-- Start Dataset extract --

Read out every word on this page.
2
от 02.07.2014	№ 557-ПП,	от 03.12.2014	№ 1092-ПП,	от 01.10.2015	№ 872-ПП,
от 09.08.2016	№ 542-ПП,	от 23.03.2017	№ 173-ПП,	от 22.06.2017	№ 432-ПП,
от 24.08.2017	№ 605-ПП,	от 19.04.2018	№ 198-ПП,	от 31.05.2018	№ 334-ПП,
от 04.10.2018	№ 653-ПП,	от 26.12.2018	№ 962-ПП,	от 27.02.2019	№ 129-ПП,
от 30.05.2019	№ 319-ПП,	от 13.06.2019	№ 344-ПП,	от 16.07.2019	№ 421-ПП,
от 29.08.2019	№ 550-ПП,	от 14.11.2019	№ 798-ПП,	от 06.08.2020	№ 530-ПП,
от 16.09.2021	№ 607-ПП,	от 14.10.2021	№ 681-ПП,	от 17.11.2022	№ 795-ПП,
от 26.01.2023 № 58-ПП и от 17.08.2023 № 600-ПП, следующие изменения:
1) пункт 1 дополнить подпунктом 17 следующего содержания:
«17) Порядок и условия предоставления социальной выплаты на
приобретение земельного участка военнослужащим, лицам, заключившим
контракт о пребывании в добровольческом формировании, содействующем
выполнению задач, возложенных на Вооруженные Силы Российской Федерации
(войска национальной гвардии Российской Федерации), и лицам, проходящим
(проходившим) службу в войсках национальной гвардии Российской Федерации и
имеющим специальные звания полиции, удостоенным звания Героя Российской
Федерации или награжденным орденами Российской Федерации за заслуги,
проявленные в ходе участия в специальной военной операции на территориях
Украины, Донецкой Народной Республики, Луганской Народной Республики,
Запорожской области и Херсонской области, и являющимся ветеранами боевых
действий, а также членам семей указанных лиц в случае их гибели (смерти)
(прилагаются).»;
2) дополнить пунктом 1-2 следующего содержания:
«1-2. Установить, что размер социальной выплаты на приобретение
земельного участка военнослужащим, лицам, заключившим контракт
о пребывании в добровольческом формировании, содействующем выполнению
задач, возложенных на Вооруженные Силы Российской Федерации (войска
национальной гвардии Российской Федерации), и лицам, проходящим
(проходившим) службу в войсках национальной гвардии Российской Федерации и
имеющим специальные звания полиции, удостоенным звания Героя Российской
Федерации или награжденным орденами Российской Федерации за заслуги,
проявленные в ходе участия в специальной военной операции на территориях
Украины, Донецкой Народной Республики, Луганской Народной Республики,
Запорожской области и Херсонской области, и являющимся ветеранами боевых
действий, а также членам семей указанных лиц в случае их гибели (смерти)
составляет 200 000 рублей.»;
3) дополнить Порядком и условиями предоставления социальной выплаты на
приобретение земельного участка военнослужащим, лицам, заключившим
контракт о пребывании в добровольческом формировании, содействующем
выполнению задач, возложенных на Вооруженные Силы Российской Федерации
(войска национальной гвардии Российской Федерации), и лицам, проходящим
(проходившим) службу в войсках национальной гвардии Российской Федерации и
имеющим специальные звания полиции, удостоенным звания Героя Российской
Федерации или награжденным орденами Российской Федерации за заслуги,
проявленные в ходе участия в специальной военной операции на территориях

-- End Dataset extract --

§ **Task to carry out**
Each line of the material must be restated exactly.

§ **Worked answer**
Read out every word on this page.
2
от 02.07.2014	№ 557-ПП,	от 03.12.2014	№ 1092-ПП,	от 01.10.2015	№ 872-ПП,
от 09.08.2016	№ 542-ПП,	от 23.03.2017	№ 173-ПП,	от 22.06.2017	№ 432-ПП,
от 24.08.2017	№ 605-ПП,	от 19.04.2018	№ 198-ПП,	от 31.05.2018	№ 334-ПП,
от 04.10.2018	№ 653-ПП,	от 26.12.2018	№ 962-ПП,	от 27.02.2019	№ 129-ПП,
от 30.05.2019	№ 319-ПП,	от 13.06.2019	№ 344-ПП,	от 16.07.2019	№ 421-ПП,
от 29.08.2019	№ 550-ПП,	от 14.11.2019	№ 798-ПП,	от 06.08.2020	№ 530-ПП,
от 16.09.2021	№ 607-ПП,	от 14.10.2021	№ 681-ПП,	от 17.11.2022	№ 795-ПП,
от 26.01.2023 № 58-ПП и от 17.08.2023 № 600-ПП, следующие изменения:
1) пункт 1 дополнить подпунктом 17 следующего содержания:
«17) Порядок и условия предоставления социальной выплаты на
приобретение земельного участка военнослужащим, лицам, заключившим
контракт о пребывании в добровольческом формировании, содействующем
выполнению задач, возложенных на Вооруженные Силы Российской Федерации
(войска национальной гвардии Российской Федерации), и лицам, проходящим
(проходившим) службу в войсках национальной гвардии Российской Федерации и
имеющим специальные звания полиции, удостоенным звания Героя Российской
Федерации или награжденным орденами Российской Федерации за заслуги,
проявленные в ходе участия в специальной военной операции на территориях
Украины, Донецкой Народной Республики, Луганской Народной Республики,
Запорожской области и Херсонской области, и являющимся ветеранами боевых
действий, а также членам семей указанных лиц в случае их гибели (смерти)
(прилагаются).»;
2) дополнить пунктом 1-2 следующего содержания:
«1-2. Установить, что размер социальной выплаты на приобретение
земельного участка военнослужащим, лицам, заключившим контракт
о пребывании в добровольческом формировании, содействующем выполнению
задач, возложенных на Вооруженные Силы Российской Федерации (войска
национальной гвардии Российской Федерации), и лицам, проходящим
(проходившим) службу в войсках национальной гвардии Российской Федерации и
имеющим специальные звания полиции, удостоенным звания Героя Российской
Федерации или награжденным орденами Российской Федерации за заслуги,
проявленные в ходе участия в специальной военной операции на территориях
Украины, Донецкой Народной Республики, Луганской Народной Республики,
Запорожской области и Херсонской области, и являющимся ветеранами боевых
действий, а также членам семей указанных лиц в случае их гибели (смерти)
составляет 200 000 рублей.»;
3) дополнить Порядком и условиями предоставления социальной выплаты на
приобретение земельного участка военнослужащим, лицам, заключившим
контракт о пребывании в добровольческом формировании, содействующем
выполнению задач, возложенных на Вооруженные Силы Российской Федерации
(войска национальной гвардии Российской Федерации), и лицам, проходящим
(проходившим) службу в войсках национальной гвардии Российской Федерации и
имеющим специальные звания полиции, удостоенным звания Героя Российской
Федерации или награжденным орденами Российской Федерации за заслуги,
проявленные в ходе участия в специальной военной операции на территориях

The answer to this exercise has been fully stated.